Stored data

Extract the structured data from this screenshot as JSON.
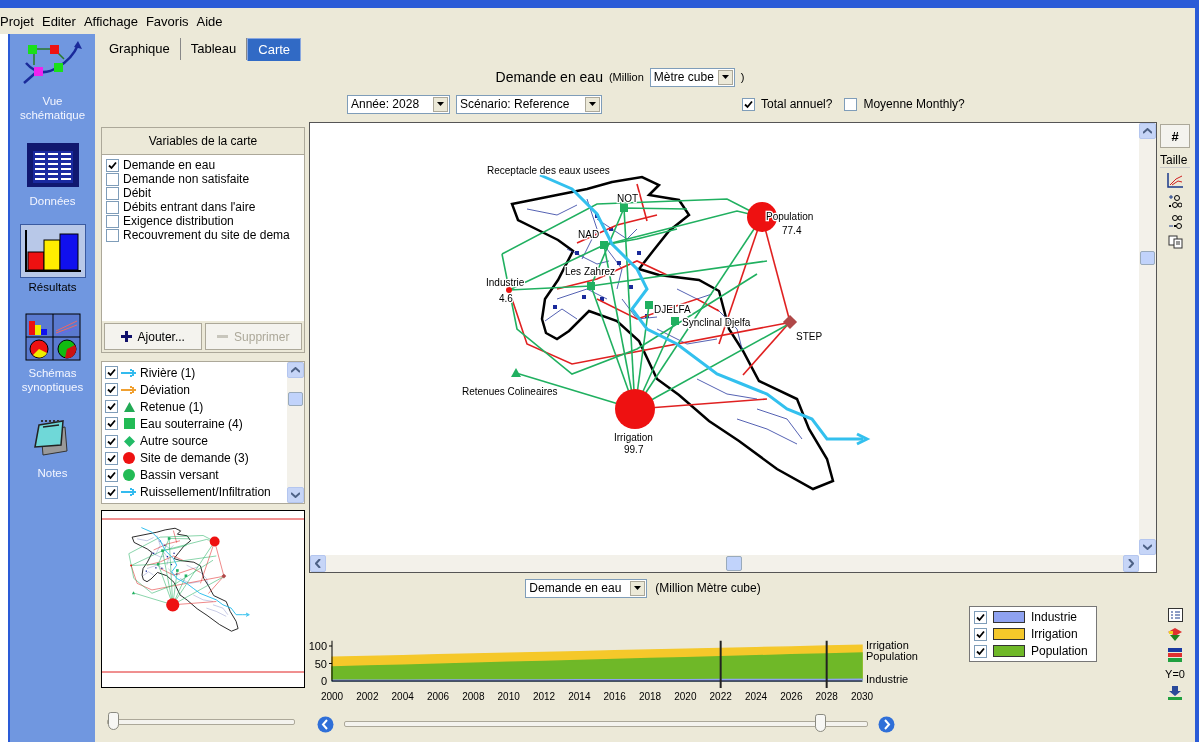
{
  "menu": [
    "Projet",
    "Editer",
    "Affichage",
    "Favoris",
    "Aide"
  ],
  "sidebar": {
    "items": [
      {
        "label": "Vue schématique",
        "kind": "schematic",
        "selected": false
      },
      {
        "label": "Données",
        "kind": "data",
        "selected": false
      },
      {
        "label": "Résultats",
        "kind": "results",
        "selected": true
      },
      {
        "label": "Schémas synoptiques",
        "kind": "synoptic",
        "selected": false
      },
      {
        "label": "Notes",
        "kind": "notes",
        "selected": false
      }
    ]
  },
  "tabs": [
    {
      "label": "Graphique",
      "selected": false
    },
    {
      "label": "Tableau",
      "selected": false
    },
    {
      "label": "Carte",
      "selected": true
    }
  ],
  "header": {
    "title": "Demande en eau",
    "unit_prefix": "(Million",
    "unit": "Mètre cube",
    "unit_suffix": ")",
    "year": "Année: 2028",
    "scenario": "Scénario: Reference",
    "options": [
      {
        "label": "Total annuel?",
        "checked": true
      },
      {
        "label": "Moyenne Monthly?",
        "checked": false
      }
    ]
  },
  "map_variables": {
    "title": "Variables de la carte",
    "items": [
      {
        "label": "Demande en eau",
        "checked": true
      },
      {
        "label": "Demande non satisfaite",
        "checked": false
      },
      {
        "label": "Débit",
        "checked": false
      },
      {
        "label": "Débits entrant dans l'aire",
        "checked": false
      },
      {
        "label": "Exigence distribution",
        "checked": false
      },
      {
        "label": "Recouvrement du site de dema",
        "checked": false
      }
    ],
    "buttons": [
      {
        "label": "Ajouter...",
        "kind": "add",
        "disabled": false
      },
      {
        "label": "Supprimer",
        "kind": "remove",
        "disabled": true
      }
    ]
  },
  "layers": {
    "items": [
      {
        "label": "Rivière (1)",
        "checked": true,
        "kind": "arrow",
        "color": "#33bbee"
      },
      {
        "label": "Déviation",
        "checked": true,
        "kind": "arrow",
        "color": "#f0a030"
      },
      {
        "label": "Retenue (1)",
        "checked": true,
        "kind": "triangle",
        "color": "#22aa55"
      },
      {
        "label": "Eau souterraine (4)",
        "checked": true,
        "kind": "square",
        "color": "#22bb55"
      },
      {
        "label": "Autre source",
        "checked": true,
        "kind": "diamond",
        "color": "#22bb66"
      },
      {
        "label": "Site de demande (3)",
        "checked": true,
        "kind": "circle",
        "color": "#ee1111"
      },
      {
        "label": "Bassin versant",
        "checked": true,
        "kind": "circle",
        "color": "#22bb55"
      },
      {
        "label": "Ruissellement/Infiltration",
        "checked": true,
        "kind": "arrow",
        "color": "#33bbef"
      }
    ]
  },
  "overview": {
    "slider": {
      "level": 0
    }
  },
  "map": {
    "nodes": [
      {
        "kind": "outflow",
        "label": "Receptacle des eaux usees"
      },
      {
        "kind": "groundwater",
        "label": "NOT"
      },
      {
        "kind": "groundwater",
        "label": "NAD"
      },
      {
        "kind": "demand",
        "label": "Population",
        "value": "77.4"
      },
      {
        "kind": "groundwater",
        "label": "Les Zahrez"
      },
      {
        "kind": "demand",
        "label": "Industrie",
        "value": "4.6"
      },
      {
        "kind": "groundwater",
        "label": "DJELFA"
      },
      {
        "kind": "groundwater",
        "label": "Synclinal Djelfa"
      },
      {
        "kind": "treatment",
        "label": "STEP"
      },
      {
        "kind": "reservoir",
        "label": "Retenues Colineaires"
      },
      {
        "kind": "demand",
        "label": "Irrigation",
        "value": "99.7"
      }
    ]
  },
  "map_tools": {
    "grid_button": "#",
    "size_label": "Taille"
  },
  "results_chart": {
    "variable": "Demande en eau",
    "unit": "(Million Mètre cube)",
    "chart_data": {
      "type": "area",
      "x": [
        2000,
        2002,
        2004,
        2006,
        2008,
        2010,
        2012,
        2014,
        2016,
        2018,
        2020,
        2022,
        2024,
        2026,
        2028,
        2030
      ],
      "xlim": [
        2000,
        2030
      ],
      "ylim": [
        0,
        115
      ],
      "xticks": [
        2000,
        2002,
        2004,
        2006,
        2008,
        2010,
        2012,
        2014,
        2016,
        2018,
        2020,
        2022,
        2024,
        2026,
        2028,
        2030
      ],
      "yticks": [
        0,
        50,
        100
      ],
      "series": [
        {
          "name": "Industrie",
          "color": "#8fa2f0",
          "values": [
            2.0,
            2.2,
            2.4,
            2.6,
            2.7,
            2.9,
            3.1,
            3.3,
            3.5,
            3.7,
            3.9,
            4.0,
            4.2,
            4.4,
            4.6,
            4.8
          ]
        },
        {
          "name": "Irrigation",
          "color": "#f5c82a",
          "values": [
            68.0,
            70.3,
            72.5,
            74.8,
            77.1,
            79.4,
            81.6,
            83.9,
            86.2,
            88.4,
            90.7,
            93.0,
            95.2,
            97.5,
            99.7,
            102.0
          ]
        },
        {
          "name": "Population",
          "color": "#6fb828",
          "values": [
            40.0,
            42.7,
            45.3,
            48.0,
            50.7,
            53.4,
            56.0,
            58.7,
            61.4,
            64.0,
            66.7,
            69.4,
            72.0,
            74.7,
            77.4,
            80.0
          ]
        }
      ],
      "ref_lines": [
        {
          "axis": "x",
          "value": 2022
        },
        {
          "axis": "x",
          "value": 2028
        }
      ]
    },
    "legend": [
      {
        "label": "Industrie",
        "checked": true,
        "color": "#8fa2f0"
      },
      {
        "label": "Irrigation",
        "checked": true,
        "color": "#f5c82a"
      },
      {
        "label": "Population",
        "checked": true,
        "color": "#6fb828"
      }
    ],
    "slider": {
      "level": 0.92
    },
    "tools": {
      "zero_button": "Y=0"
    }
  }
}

> [The task] Copy out each line word for word, please, skipping the images.

> [Response to the exercise]
Extract the structured data from this screenshot as JSON.
{
  "menu": [
    "Projet",
    "Editer",
    "Affichage",
    "Favoris",
    "Aide"
  ],
  "sidebar": {
    "items": [
      {
        "label": "Vue schématique",
        "kind": "schematic",
        "selected": false
      },
      {
        "label": "Données",
        "kind": "data",
        "selected": false
      },
      {
        "label": "Résultats",
        "kind": "results",
        "selected": true
      },
      {
        "label": "Schémas synoptiques",
        "kind": "synoptic",
        "selected": false
      },
      {
        "label": "Notes",
        "kind": "notes",
        "selected": false
      }
    ]
  },
  "tabs": [
    {
      "label": "Graphique",
      "selected": false
    },
    {
      "label": "Tableau",
      "selected": false
    },
    {
      "label": "Carte",
      "selected": true
    }
  ],
  "header": {
    "title": "Demande en eau",
    "unit_prefix": "(Million",
    "unit": "Mètre cube",
    "unit_suffix": ")",
    "year": "Année: 2028",
    "scenario": "Scénario: Reference",
    "options": [
      {
        "label": "Total annuel?",
        "checked": true
      },
      {
        "label": "Moyenne Monthly?",
        "checked": false
      }
    ]
  },
  "map_variables": {
    "title": "Variables de la carte",
    "items": [
      {
        "label": "Demande en eau",
        "checked": true
      },
      {
        "label": "Demande non satisfaite",
        "checked": false
      },
      {
        "label": "Débit",
        "checked": false
      },
      {
        "label": "Débits entrant dans l'aire",
        "checked": false
      },
      {
        "label": "Exigence distribution",
        "checked": false
      },
      {
        "label": "Recouvrement du site de dema",
        "checked": false
      }
    ],
    "buttons": [
      {
        "label": "Ajouter...",
        "kind": "add",
        "disabled": false
      },
      {
        "label": "Supprimer",
        "kind": "remove",
        "disabled": true
      }
    ]
  },
  "layers": {
    "items": [
      {
        "label": "Rivière (1)",
        "checked": true,
        "kind": "arrow",
        "color": "#33bbee"
      },
      {
        "label": "Déviation",
        "checked": true,
        "kind": "arrow",
        "color": "#f0a030"
      },
      {
        "label": "Retenue (1)",
        "checked": true,
        "kind": "triangle",
        "color": "#22aa55"
      },
      {
        "label": "Eau souterraine (4)",
        "checked": true,
        "kind": "square",
        "color": "#22bb55"
      },
      {
        "label": "Autre source",
        "checked": true,
        "kind": "diamond",
        "color": "#22bb66"
      },
      {
        "label": "Site de demande (3)",
        "checked": true,
        "kind": "circle",
        "color": "#ee1111"
      },
      {
        "label": "Bassin versant",
        "checked": true,
        "kind": "circle",
        "color": "#22bb55"
      },
      {
        "label": "Ruissellement/Infiltration",
        "checked": true,
        "kind": "arrow",
        "color": "#33bbef"
      }
    ]
  },
  "overview": {
    "slider": {
      "level": 0
    }
  },
  "map": {
    "nodes": [
      {
        "kind": "outflow",
        "label": "Receptacle des eaux usees"
      },
      {
        "kind": "groundwater",
        "label": "NOT"
      },
      {
        "kind": "groundwater",
        "label": "NAD"
      },
      {
        "kind": "demand",
        "label": "Population",
        "value": "77.4"
      },
      {
        "kind": "groundwater",
        "label": "Les Zahrez"
      },
      {
        "kind": "demand",
        "label": "Industrie",
        "value": "4.6"
      },
      {
        "kind": "groundwater",
        "label": "DJELFA"
      },
      {
        "kind": "groundwater",
        "label": "Synclinal Djelfa"
      },
      {
        "kind": "treatment",
        "label": "STEP"
      },
      {
        "kind": "reservoir",
        "label": "Retenues Colineaires"
      },
      {
        "kind": "demand",
        "label": "Irrigation",
        "value": "99.7"
      }
    ]
  },
  "map_tools": {
    "grid_button": "#",
    "size_label": "Taille"
  },
  "results_chart": {
    "variable": "Demande en eau",
    "unit": "(Million Mètre cube)",
    "chart_data": {
      "type": "area",
      "x": [
        2000,
        2002,
        2004,
        2006,
        2008,
        2010,
        2012,
        2014,
        2016,
        2018,
        2020,
        2022,
        2024,
        2026,
        2028,
        2030
      ],
      "xlim": [
        2000,
        2030
      ],
      "ylim": [
        0,
        115
      ],
      "xticks": [
        2000,
        2002,
        2004,
        2006,
        2008,
        2010,
        2012,
        2014,
        2016,
        2018,
        2020,
        2022,
        2024,
        2026,
        2028,
        2030
      ],
      "yticks": [
        0,
        50,
        100
      ],
      "series": [
        {
          "name": "Industrie",
          "color": "#8fa2f0",
          "values": [
            2.0,
            2.2,
            2.4,
            2.6,
            2.7,
            2.9,
            3.1,
            3.3,
            3.5,
            3.7,
            3.9,
            4.0,
            4.2,
            4.4,
            4.6,
            4.8
          ]
        },
        {
          "name": "Irrigation",
          "color": "#f5c82a",
          "values": [
            68.0,
            70.3,
            72.5,
            74.8,
            77.1,
            79.4,
            81.6,
            83.9,
            86.2,
            88.4,
            90.7,
            93.0,
            95.2,
            97.5,
            99.7,
            102.0
          ]
        },
        {
          "name": "Population",
          "color": "#6fb828",
          "values": [
            40.0,
            42.7,
            45.3,
            48.0,
            50.7,
            53.4,
            56.0,
            58.7,
            61.4,
            64.0,
            66.7,
            69.4,
            72.0,
            74.7,
            77.4,
            80.0
          ]
        }
      ],
      "ref_lines": [
        {
          "axis": "x",
          "value": 2022
        },
        {
          "axis": "x",
          "value": 2028
        }
      ]
    },
    "legend": [
      {
        "label": "Industrie",
        "checked": true,
        "color": "#8fa2f0"
      },
      {
        "label": "Irrigation",
        "checked": true,
        "color": "#f5c82a"
      },
      {
        "label": "Population",
        "checked": true,
        "color": "#6fb828"
      }
    ],
    "slider": {
      "level": 0.92
    },
    "tools": {
      "zero_button": "Y=0"
    }
  }
}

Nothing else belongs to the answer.